# [Request]
State how many lines of the entries hold the string "value", and nothing more.

# [Records shown]
--- BEGIN ---
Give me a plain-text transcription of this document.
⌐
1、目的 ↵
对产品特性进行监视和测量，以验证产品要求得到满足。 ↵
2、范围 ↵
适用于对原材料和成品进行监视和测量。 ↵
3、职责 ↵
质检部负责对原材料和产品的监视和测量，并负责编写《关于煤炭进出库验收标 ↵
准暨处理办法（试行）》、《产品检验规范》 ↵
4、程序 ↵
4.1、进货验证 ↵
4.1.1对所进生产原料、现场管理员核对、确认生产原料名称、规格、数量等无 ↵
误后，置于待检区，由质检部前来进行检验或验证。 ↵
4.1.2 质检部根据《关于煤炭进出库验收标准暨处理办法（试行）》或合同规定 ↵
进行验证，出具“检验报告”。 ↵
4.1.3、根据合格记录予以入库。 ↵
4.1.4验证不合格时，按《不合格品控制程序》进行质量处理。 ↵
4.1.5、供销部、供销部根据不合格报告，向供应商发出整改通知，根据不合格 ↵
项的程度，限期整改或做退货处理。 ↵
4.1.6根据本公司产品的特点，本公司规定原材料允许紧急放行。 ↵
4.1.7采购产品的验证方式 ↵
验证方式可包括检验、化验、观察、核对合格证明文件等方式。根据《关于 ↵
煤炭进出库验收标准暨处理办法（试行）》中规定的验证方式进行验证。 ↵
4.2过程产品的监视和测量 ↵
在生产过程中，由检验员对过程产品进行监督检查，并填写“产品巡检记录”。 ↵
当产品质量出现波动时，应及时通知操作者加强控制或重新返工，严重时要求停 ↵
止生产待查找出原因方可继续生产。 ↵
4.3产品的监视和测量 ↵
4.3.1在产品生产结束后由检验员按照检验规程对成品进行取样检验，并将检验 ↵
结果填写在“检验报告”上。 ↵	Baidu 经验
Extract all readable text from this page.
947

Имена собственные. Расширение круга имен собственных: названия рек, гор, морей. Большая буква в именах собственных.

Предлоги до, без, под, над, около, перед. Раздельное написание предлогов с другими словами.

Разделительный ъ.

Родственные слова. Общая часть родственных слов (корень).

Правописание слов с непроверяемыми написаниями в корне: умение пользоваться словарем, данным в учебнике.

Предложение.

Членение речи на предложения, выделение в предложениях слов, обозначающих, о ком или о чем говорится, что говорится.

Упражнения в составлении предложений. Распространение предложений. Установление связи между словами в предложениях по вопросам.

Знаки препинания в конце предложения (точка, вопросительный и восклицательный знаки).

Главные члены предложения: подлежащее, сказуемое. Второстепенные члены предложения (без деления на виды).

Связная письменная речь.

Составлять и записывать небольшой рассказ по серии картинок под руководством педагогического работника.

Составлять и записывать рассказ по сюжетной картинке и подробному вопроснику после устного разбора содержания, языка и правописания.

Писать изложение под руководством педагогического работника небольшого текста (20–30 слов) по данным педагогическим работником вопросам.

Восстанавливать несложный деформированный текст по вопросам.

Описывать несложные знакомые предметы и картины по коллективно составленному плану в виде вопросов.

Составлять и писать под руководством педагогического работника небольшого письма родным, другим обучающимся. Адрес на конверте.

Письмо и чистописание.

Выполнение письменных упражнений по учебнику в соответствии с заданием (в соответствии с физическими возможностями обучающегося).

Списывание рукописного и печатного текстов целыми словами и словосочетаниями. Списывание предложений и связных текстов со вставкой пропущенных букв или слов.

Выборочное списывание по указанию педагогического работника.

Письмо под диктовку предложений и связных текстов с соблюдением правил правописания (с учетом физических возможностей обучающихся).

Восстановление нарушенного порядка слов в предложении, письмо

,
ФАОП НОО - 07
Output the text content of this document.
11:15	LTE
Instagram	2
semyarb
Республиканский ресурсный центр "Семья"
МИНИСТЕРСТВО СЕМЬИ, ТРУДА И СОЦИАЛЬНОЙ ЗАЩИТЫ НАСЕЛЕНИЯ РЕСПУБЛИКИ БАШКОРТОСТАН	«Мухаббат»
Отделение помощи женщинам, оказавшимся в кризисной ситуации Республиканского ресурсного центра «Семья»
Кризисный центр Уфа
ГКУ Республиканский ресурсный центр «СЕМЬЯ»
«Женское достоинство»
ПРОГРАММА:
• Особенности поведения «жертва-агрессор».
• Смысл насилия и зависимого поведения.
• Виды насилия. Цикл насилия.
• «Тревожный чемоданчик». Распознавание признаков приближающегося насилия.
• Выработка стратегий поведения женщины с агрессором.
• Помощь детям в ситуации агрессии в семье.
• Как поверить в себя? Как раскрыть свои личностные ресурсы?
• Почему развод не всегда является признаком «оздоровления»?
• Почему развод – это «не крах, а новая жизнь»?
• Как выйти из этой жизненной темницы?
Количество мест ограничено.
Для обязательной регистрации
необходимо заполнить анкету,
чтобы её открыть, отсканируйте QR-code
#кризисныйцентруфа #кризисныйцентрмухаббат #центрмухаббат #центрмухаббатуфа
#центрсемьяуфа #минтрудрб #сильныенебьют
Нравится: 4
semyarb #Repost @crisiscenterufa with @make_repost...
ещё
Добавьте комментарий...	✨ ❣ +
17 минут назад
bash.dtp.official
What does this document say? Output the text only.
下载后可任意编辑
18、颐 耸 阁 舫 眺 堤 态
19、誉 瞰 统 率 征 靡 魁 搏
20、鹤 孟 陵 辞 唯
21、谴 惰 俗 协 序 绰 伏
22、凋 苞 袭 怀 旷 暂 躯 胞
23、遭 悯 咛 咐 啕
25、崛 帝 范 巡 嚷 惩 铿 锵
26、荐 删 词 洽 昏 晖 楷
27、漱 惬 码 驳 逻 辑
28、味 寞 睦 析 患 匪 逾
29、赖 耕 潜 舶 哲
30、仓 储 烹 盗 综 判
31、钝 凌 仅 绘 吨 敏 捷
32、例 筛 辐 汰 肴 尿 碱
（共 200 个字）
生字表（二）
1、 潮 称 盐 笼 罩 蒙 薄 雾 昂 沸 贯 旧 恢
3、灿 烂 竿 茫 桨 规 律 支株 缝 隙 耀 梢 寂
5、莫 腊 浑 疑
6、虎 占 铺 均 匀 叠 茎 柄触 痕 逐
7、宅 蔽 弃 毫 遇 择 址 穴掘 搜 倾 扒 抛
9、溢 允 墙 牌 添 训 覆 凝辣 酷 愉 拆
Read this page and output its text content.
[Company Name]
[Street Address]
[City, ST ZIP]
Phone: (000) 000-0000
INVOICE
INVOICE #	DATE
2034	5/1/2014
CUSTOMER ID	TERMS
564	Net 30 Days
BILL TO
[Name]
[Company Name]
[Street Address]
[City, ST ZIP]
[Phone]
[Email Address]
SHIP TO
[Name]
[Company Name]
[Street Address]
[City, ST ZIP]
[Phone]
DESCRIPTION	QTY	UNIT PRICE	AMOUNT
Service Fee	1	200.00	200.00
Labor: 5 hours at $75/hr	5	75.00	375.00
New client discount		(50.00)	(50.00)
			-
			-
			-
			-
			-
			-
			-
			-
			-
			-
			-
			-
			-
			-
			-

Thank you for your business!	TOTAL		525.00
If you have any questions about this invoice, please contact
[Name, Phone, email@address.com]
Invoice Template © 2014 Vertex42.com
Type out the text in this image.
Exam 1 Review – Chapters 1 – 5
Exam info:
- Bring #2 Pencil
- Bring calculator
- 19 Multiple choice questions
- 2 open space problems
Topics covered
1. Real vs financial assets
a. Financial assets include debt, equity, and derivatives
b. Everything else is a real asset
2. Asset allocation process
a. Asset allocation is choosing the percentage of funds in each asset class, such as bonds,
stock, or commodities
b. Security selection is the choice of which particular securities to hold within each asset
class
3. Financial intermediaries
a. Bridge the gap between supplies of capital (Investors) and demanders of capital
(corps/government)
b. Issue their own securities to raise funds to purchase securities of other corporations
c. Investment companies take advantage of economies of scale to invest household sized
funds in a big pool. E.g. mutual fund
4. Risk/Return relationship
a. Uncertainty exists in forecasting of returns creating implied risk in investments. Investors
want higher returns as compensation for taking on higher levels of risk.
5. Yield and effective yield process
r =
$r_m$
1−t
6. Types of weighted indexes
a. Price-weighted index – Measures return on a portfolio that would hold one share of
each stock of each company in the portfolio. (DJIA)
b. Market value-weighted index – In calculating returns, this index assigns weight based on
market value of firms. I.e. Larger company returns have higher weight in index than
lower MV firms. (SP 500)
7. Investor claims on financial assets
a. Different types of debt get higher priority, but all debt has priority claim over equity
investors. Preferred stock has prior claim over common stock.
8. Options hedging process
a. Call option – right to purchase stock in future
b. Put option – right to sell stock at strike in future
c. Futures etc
--- END ---
# [Output of the exercise]
2